◆ **What is expected**
Copy each line below in which the string "prism" occurs.

--------------------

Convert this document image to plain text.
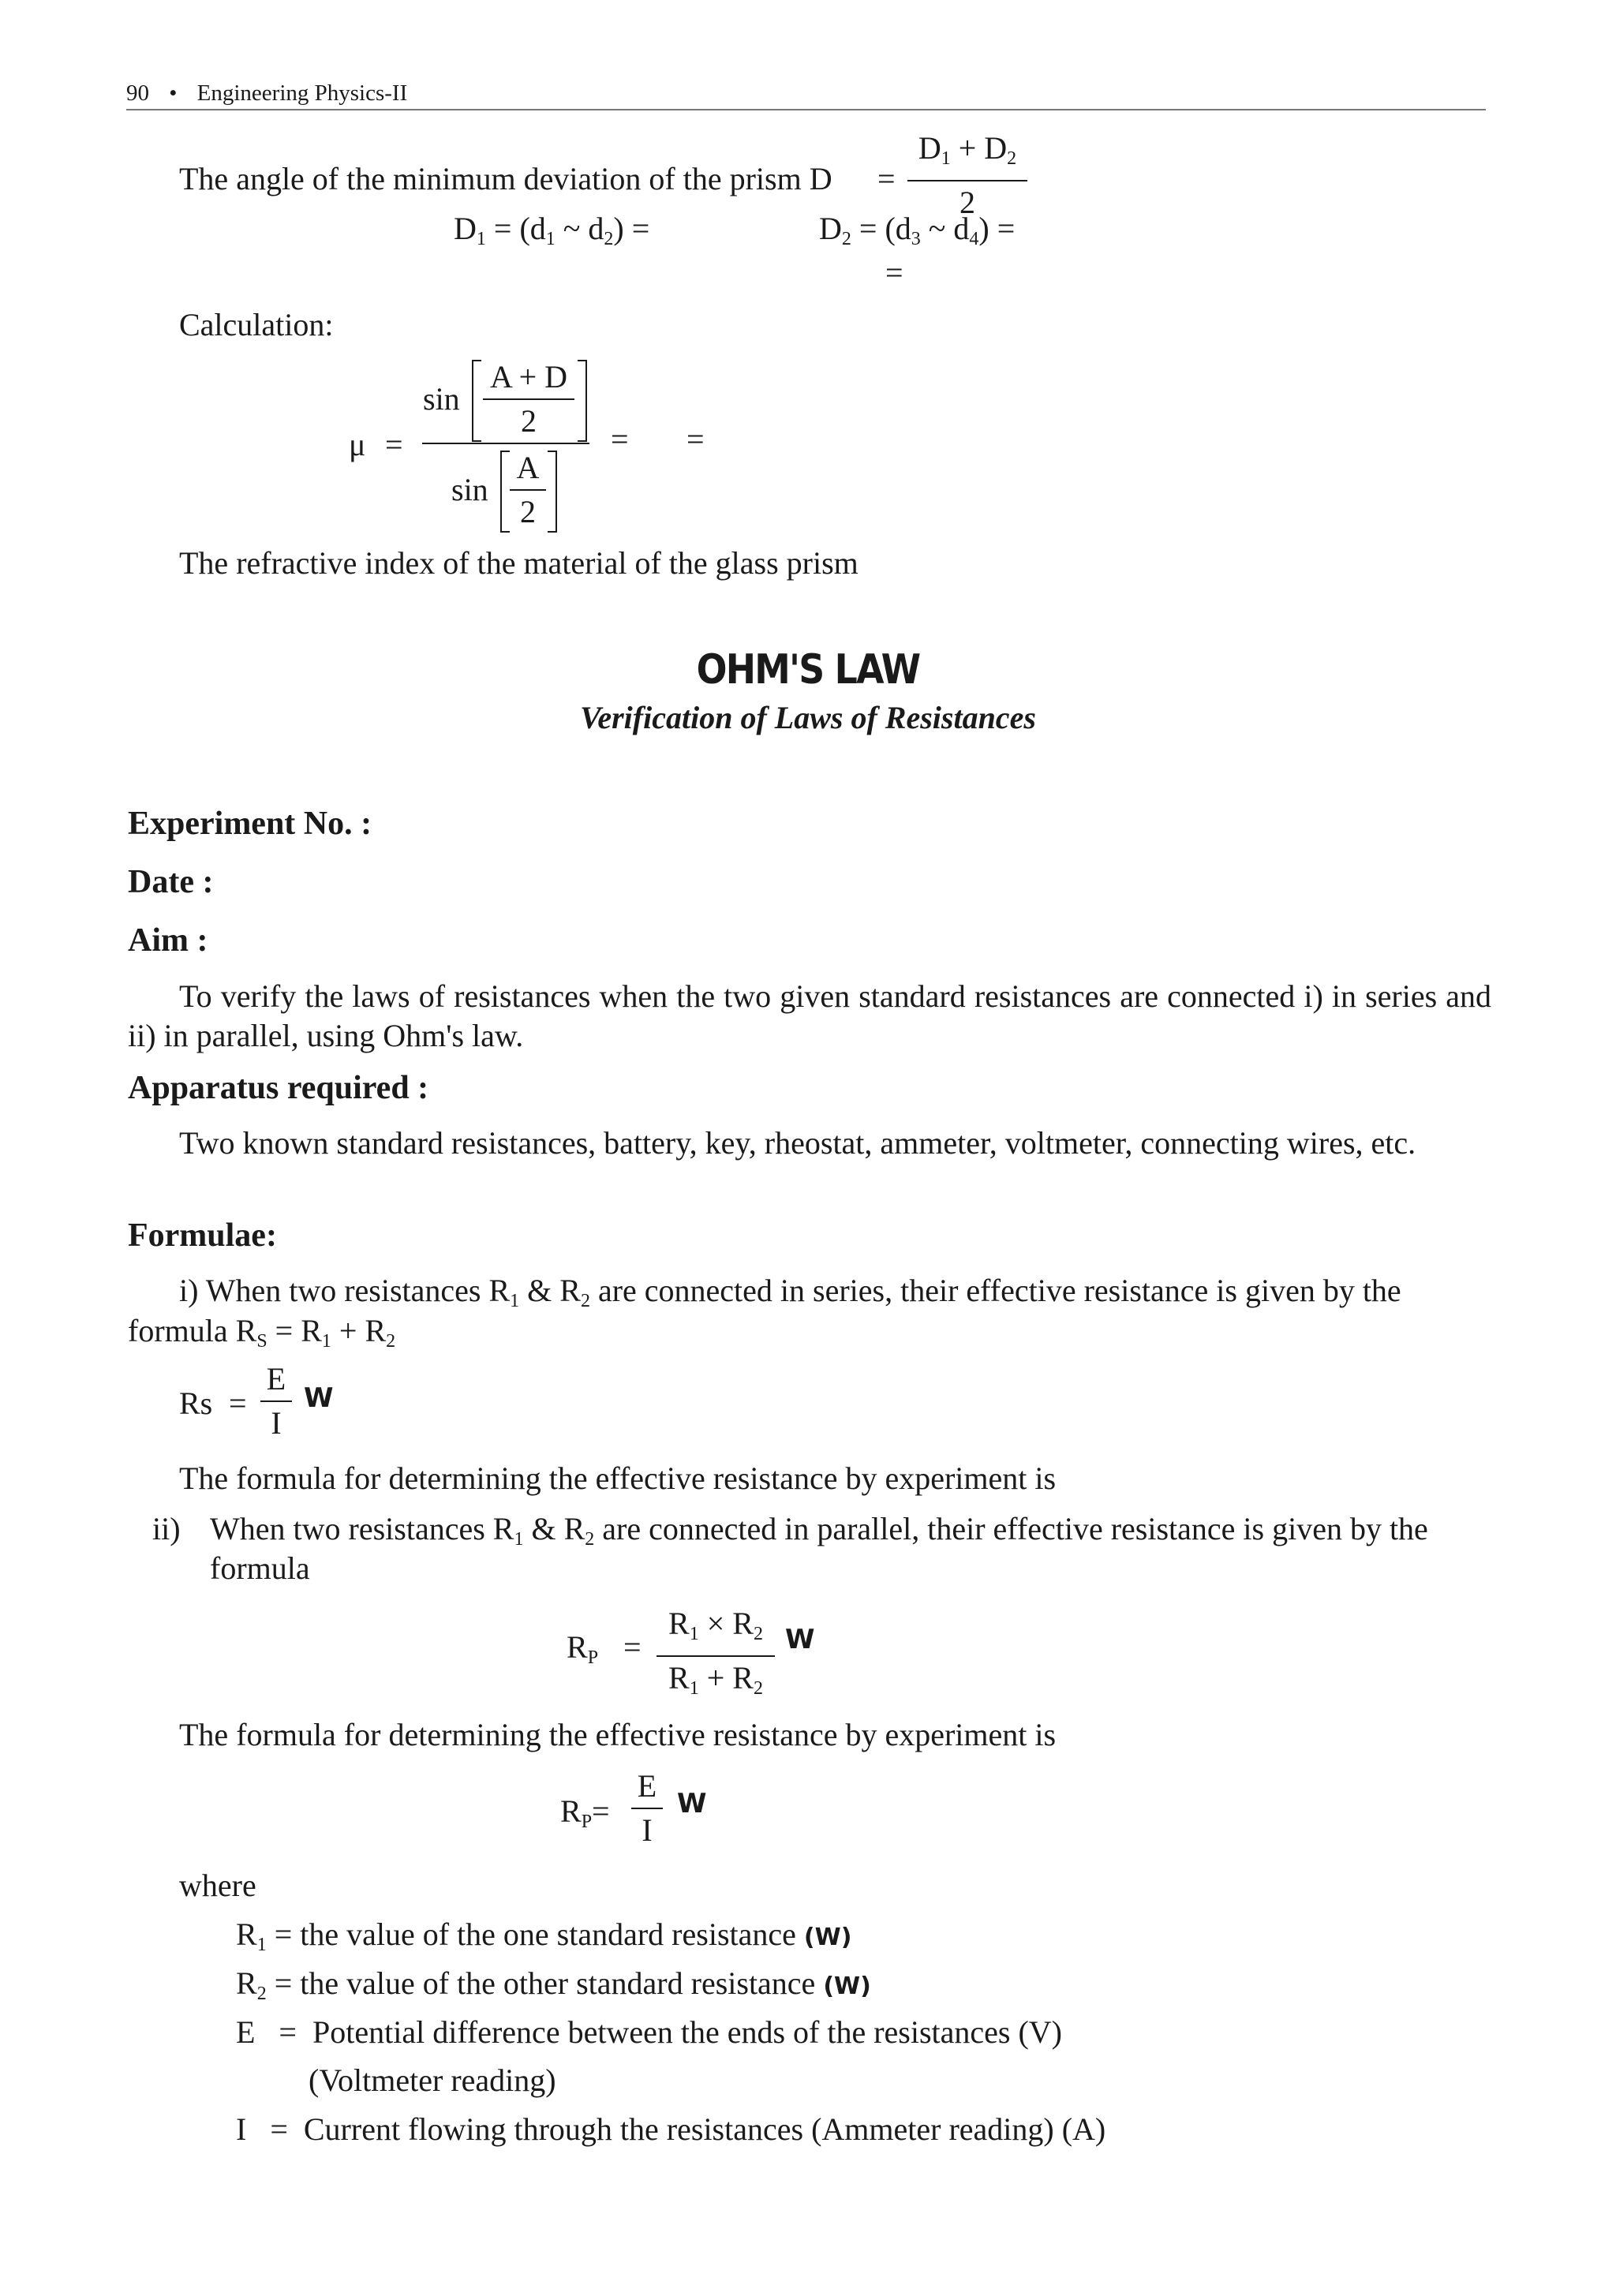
90 • Engineering Physics-II
The angle of the minimum deviation of the prism D =
$D_1 + D_2$
2
$D_1 = (d_1$ ~ $d_2$) =	$D_2 = (d_3$ ~ $d_4$) =
=
Calculation:
μ =
sin
A + D
2
sin
A
2
= =
The refractive index of the material of the glass prism
OHM'S LAW
Verification of Laws of Resistances
Experiment No. :
Date :
Aim :
To verify the laws of resistances when the two given standard resistances are connected i) in series and ii) in parallel, using Ohm's law.
Apparatus required :
Two known standard resistances, battery, key, rheostat, ammeter, voltmeter, connecting wires, etc.
Formulae:
i) When two resistances $R_1$ & $R_2$ are connected in series, their effective resistance is given by the
formula $R_S = R_1 + R_2$
Rs =
E
I
W
The formula for determining the effective resistance by experiment is
ii) When two resistances $R_1$ & $R_2$ are connected in parallel, their effective resistance is given by the
formula
$R_P$ =
$R_1 \times R_2$
$R_1 + R_2$
W
The formula for determining the effective resistance by experiment is
$R_P=$
E
I
W
where
$R_1$ = the value of the one standard resistance (W)
$R_2$ = the value of the other standard resistance (W)
E   =  Potential difference between the ends of the resistances (V)
(Voltmeter reading)
I   =  Current flowing through the resistances (Ammeter reading) (A)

--------------------

◆ **Full output**
The angle of the minimum deviation of the prism D =
The refractive index of the material of the glass prism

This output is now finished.